Execution Queue¶
This document explains how the Redis-backed execution queue works, how the saga orchestrator drives scheduling, and how admins can manage priority. It's written for engineers who need to understand the scheduling pipeline or debug queue-related issues.
Overview¶
When a user submits code, the backend publishes an ExecutionRequested event to Kafka. The saga orchestrator consumes it, pushes the execution into a Redis sorted set ranked by priority, and immediately attempts to schedule it. If the concurrency limit allows, the orchestrator pops the highest-priority item, starts a saga, and the saga steps publish a CreatePodCommandEvent to the K8s worker. When executions finish, the orchestrator releases the slot and schedules the next pending item.
The queue replaced an earlier in-memory heapq inside a dedicated coordinator worker. Moving to Redis gives persistence across restarts, atomic operations safe for horizontal scaling, and a single scheduling owner (the saga orchestrator) that validates before creating pods.
Architecture¶
flowchart LR
API[Backend API] -->|ExecutionRequested| Kafka[(Kafka)]
Kafka --> SAGA[Saga Orchestrator]
SAGA -->|enqueue| PENDING[(Redis Sorted Set
exec_queue:pending)]
SAGA -->|try_schedule| PENDING
PENDING -->|ZPOPMIN| SAGA
SAGA -->|SADD| ACTIVE[(Redis Set
exec_queue:active)]
SAGA -->|start saga| STEPS[Saga Steps]
STEPS -->|CreatePodCommand| Kafka
Kafka -->|Completed / Failed / Timeout| SAGA
SAGA -->|release| ACTIVE
Redis Data Model¶
The queue uses three Redis key patterns:
| Key | Type | Purpose | TTL |
|---|---|---|---|
exec_queue:pending |
Sorted set | Pending executions ranked by priority score | None |
exec_queue:active |
Set | Execution IDs currently running (concurrency tracking) | None |
exec_queue:event:{execution_id} |
String | Serialized ExecutionRequestedEvent JSON |
24 hours |
Priority Score Encoding¶
Each execution is stored in the sorted set with a composite score that encodes both priority level and enqueue time:
Priority bands:
| Priority | Band | Score range |
|---|---|---|
CRITICAL |
0 | 0 .. 999_999_999_999 |
HIGH |
1 | 1_000_000_000_000 .. 1_999_999_999_999 |
NORMAL |
2 | 2_000_000_000_000 .. 2_999_999_999_999 |
LOW |
3 | 3_000_000_000_000 .. 3_999_999_999_999 |
BACKGROUND |
4 | 4_000_000_000_000 .. 4_999_999_999_999 |
ZPOPMIN always returns the lowest score first, so CRITICAL items are scheduled before NORMAL, and within the same priority band, earlier submissions are scheduled first (FIFO).

• [Exercise requirements]
1/ Answer these questions from the execution queue document.
(a) What event does the backend publish to Kafka when a user submits code?
(b) What did the Redis-backed queue replace?
(c) Which band number is assigned to HIGH priority?
2/ Pick up the execution queue document after its final sentence and write the next part.

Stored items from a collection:
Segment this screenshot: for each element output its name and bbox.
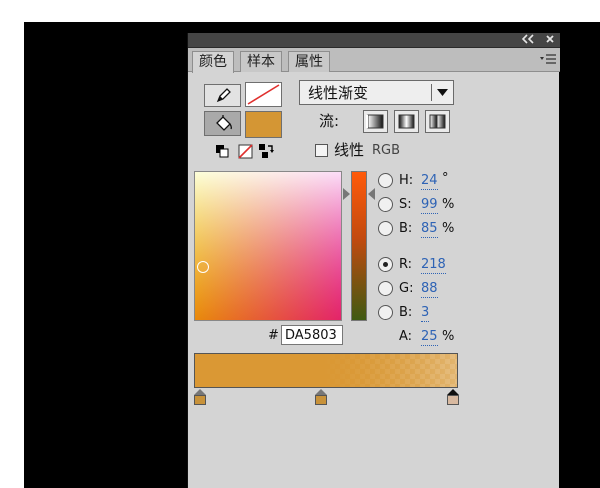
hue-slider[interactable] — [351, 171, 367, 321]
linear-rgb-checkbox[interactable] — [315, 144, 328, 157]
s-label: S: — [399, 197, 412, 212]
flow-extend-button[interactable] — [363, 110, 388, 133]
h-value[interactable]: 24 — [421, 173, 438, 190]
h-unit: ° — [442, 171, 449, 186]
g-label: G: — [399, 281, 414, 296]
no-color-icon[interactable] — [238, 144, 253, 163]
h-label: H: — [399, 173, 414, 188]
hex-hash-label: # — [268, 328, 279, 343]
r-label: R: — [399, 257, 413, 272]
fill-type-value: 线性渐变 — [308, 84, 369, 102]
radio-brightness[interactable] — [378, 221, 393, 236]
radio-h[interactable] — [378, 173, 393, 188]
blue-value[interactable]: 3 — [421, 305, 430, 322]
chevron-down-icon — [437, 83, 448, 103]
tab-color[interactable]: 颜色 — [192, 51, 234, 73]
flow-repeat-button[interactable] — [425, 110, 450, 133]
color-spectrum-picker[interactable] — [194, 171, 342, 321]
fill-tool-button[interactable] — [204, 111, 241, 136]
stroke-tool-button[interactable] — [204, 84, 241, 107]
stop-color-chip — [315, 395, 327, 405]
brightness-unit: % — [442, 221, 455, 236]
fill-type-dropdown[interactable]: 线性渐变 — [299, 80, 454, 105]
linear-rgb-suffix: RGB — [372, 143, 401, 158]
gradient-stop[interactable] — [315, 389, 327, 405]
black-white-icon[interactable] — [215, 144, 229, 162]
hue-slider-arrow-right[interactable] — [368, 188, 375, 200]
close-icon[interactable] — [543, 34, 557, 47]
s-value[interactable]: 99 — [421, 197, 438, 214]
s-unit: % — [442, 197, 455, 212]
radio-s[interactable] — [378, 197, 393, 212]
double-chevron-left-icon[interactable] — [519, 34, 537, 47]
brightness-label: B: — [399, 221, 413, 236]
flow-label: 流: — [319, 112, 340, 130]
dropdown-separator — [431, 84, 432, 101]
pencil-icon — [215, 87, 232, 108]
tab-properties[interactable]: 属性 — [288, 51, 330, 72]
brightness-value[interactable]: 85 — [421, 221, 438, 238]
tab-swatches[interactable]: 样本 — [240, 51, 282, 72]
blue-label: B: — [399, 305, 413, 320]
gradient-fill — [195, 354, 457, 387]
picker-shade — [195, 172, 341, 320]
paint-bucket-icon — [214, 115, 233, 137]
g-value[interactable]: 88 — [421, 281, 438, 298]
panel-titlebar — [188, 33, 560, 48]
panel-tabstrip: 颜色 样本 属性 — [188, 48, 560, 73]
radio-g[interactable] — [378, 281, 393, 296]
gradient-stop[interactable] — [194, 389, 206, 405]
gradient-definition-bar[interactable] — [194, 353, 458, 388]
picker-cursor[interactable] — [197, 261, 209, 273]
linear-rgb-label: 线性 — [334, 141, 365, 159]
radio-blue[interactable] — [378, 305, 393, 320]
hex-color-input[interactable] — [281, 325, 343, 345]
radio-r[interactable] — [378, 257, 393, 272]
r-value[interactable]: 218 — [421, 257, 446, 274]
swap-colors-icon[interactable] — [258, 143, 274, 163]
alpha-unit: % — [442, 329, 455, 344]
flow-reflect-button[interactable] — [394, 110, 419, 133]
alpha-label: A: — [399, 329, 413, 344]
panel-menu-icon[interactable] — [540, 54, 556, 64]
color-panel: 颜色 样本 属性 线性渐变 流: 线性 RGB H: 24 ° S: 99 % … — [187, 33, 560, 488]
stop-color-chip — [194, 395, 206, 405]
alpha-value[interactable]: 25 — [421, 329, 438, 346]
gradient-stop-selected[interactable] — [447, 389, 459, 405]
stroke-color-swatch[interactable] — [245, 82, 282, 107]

• [Answers in order]
1/
(a) ExecutionRequested
(b) An earlier in-memory heapq inside a dedicated coordinator worker
(c) 1

2/
Atomic Scheduling with Lua¶
The try_schedule operation must atomically check the active count, pop from the pending set, and add to the active set. A server-side Lua script ensures this happens in a single Redis round-trip with no race conditions:
local active_key = KEYS[1]
local pending_key = KEYS[2]
local max_active = tonumber(ARGV[1])
local current = redis.call('SCARD', active_key)
if current >= max_active then
return nil
end
local result = redis.call('ZPOPMIN', pending_key, 1)
if #result == 0 then
return nil
end
local exec_id = result[1]
redis.call('SADD', active_key, exec_id)
return exec_id
This eliminates the TOCTOU race where two concurrent callers could both see current < max_active and schedule beyond the limit.
Scheduling Triggers¶
Scheduling is reactive — the orchestrator calls try_schedule_from_queue() in response to events, plus a periodic fallback for crash recovery.
Event-driven triggers¶
| Event | Queue action | Then |
|---|---|---|
ExecutionRequested |
enqueue(event) |
try_schedule_from_queue() |
ExecutionCompleted |
release(execution_id) |
try_schedule_from_queue() |
ExecutionFailed |
release(execution_id) |
try_schedule_from_queue() |
ExecutionTimeout |
release(execution_id) |
try_schedule_from_queue() |
ExecutionCancelled |
remove(execution_id) |
try_schedule_from_queue() |
The try_schedule_from_queue method loops, calling try_schedule(max_concurrent) until it returns None (either the concurrency cap is reached or the pending set is empty). Each successful pop starts a new saga.
Periodic fallback¶
The saga orchestrator worker runs an APScheduler job every 10 seconds that calls try_schedule_from_queue(). This handles the case where the worker restarted and missed events while down, or where a release was lost.
scheduler.add_job(
orchestrator.try_schedule_from_queue,
trigger="interval",
seconds=10,
id="saga_try_schedule",
max_instances=1,
misfire_grace_time=30,
)
Concurrency Control¶
The maximum number of concurrent executions is controlled by max_concurrent_executions in SystemSettings, loaded at scheduling time via RuntimeSettingsLoader. The default is 10.
The Lua script enforces this by checking SCARD(exec_queue:active) before popping. An execution stays in the active set from the moment it is scheduled until the saga reaches a terminal state (COMPLETED, FAILED, TIMEOUT, or CANCELLED), at which point release() removes it.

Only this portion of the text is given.